→ **DATA EXCERPTS**:
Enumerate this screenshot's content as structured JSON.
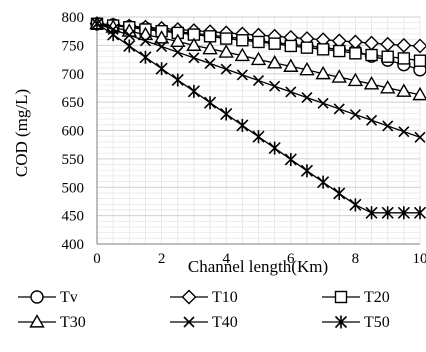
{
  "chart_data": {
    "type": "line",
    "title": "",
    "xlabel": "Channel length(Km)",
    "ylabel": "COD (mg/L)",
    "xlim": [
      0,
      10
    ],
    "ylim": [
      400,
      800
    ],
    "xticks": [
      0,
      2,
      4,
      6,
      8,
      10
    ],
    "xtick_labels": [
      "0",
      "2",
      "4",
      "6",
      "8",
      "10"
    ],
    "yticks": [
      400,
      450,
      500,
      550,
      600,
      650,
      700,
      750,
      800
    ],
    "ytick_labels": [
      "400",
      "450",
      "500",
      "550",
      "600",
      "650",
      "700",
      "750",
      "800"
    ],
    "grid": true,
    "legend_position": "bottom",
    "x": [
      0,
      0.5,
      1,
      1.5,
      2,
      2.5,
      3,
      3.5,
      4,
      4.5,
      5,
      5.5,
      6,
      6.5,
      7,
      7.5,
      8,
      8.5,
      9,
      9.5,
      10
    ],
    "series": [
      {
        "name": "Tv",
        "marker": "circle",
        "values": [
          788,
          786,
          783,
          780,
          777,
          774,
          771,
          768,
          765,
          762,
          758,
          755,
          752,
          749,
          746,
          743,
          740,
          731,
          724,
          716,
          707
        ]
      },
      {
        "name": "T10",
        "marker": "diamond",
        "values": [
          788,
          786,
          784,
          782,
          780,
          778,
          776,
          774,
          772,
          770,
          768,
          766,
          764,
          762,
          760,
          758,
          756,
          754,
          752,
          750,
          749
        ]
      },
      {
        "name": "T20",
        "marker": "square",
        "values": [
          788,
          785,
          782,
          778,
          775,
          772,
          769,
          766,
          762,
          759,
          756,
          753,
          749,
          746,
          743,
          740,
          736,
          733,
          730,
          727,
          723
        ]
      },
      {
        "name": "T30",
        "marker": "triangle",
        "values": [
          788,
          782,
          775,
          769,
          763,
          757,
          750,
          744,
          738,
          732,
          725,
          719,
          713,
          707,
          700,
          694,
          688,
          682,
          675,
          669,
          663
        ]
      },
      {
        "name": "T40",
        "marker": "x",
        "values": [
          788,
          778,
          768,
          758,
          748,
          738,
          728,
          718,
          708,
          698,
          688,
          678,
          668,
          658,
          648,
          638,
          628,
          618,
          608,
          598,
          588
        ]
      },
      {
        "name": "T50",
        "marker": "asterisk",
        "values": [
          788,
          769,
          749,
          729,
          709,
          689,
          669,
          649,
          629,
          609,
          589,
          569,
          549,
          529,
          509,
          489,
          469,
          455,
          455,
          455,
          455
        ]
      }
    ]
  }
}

→ **TASK OBJECTIVE**: Write out the whole listing exactly, and drop the pictures.

→ **ANSWER FOR THE TASK**:
Enumerate this screenshot's content as structured JSON.
{
  "chart_data": {
    "type": "line",
    "title": "",
    "xlabel": "Channel length(Km)",
    "ylabel": "COD (mg/L)",
    "xlim": [
      0,
      10
    ],
    "ylim": [
      400,
      800
    ],
    "xticks": [
      0,
      2,
      4,
      6,
      8,
      10
    ],
    "xtick_labels": [
      "0",
      "2",
      "4",
      "6",
      "8",
      "10"
    ],
    "yticks": [
      400,
      450,
      500,
      550,
      600,
      650,
      700,
      750,
      800
    ],
    "ytick_labels": [
      "400",
      "450",
      "500",
      "550",
      "600",
      "650",
      "700",
      "750",
      "800"
    ],
    "grid": true,
    "legend_position": "bottom",
    "x": [
      0,
      0.5,
      1,
      1.5,
      2,
      2.5,
      3,
      3.5,
      4,
      4.5,
      5,
      5.5,
      6,
      6.5,
      7,
      7.5,
      8,
      8.5,
      9,
      9.5,
      10
    ],
    "series": [
      {
        "name": "Tv",
        "marker": "circle",
        "values": [
          788,
          786,
          783,
          780,
          777,
          774,
          771,
          768,
          765,
          762,
          758,
          755,
          752,
          749,
          746,
          743,
          740,
          731,
          724,
          716,
          707
        ]
      },
      {
        "name": "T10",
        "marker": "diamond",
        "values": [
          788,
          786,
          784,
          782,
          780,
          778,
          776,
          774,
          772,
          770,
          768,
          766,
          764,
          762,
          760,
          758,
          756,
          754,
          752,
          750,
          749
        ]
      },
      {
        "name": "T20",
        "marker": "square",
        "values": [
          788,
          785,
          782,
          778,
          775,
          772,
          769,
          766,
          762,
          759,
          756,
          753,
          749,
          746,
          743,
          740,
          736,
          733,
          730,
          727,
          723
        ]
      },
      {
        "name": "T30",
        "marker": "triangle",
        "values": [
          788,
          782,
          775,
          769,
          763,
          757,
          750,
          744,
          738,
          732,
          725,
          719,
          713,
          707,
          700,
          694,
          688,
          682,
          675,
          669,
          663
        ]
      },
      {
        "name": "T40",
        "marker": "x",
        "values": [
          788,
          778,
          768,
          758,
          748,
          738,
          728,
          718,
          708,
          698,
          688,
          678,
          668,
          658,
          648,
          638,
          628,
          618,
          608,
          598,
          588
        ]
      },
      {
        "name": "T50",
        "marker": "asterisk",
        "values": [
          788,
          769,
          749,
          729,
          709,
          689,
          669,
          649,
          629,
          609,
          589,
          569,
          549,
          529,
          509,
          489,
          469,
          455,
          455,
          455,
          455
        ]
      }
    ]
  }
}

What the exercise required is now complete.